"""

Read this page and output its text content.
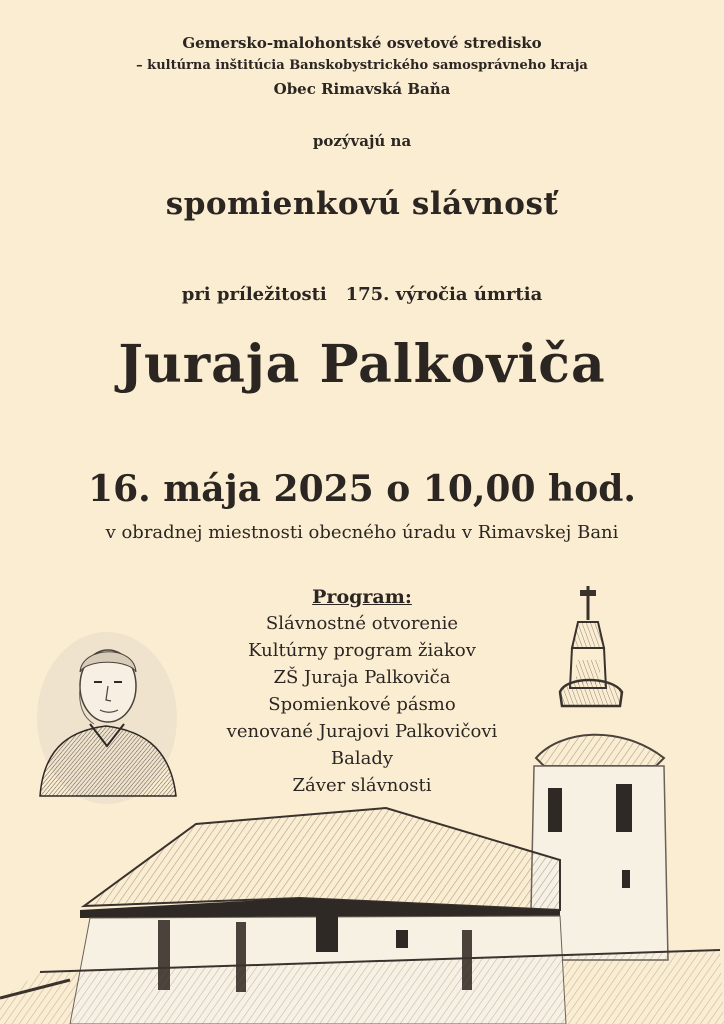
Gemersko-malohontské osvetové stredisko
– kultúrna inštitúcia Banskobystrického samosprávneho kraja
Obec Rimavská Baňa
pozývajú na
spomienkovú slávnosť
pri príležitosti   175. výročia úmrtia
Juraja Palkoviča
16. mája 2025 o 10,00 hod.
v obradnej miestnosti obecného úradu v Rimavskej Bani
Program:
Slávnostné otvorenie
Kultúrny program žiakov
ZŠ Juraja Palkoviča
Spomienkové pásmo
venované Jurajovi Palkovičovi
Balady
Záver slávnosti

"""
"""

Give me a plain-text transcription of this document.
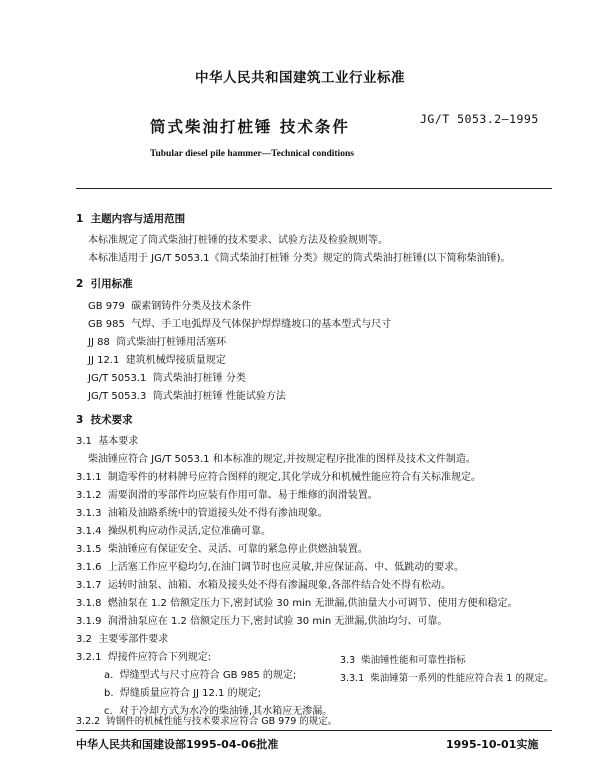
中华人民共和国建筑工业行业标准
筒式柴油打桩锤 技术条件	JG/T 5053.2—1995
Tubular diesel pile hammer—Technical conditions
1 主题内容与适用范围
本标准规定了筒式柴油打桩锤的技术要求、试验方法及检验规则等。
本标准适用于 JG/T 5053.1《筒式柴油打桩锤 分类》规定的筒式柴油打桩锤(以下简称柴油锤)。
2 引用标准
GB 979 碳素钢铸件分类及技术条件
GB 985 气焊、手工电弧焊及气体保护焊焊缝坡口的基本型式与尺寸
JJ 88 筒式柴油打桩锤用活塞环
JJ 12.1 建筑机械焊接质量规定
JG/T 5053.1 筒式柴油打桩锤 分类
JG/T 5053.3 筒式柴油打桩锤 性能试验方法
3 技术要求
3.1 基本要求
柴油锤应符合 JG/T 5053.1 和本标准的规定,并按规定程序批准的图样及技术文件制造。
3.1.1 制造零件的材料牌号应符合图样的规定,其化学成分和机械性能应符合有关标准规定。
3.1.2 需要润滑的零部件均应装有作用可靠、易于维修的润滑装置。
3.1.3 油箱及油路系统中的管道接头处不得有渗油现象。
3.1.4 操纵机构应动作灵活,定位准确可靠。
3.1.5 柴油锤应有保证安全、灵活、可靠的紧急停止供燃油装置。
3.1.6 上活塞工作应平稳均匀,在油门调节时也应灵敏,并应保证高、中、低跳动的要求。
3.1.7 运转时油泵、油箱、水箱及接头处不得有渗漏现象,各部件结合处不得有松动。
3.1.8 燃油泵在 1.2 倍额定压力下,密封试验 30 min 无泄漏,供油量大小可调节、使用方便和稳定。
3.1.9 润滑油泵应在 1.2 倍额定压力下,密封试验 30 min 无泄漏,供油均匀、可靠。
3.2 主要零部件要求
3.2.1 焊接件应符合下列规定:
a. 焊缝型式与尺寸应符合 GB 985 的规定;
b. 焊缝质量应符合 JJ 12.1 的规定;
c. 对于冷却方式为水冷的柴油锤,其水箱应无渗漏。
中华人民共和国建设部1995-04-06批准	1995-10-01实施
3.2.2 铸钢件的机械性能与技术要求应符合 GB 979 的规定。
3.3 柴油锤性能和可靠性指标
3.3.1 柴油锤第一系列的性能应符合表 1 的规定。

"""
"""

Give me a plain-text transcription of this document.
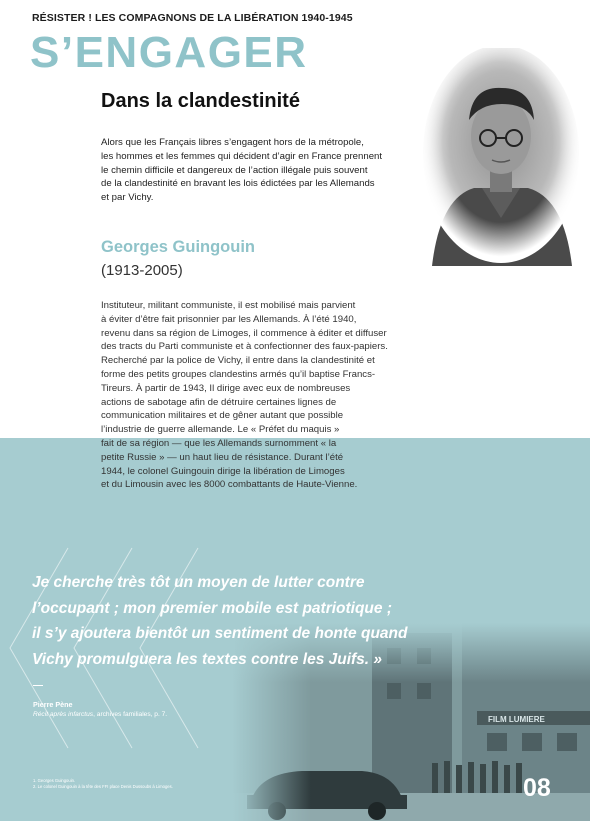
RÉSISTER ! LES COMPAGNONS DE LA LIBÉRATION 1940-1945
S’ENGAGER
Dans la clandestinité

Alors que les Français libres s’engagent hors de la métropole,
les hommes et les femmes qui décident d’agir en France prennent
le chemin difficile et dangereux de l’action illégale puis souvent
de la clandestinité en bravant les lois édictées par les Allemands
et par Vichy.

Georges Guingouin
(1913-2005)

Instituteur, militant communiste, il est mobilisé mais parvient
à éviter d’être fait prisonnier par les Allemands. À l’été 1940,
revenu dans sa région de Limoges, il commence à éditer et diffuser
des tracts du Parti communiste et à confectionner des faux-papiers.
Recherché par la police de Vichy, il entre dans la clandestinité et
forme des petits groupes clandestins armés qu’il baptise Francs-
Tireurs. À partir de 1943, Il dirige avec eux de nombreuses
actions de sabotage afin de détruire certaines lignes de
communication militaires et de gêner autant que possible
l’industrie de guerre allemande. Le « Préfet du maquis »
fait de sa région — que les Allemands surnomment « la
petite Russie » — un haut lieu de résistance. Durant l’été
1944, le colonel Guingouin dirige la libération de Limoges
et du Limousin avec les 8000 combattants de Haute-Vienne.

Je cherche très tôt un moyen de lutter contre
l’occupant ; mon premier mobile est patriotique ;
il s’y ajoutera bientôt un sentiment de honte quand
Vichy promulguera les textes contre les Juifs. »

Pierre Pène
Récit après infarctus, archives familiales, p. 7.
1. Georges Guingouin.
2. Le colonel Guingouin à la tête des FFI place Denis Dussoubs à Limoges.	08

"""

Within the entries above, work out how many lines contain the word "密封试验". The number alone is the answer.

• Output for this task: 2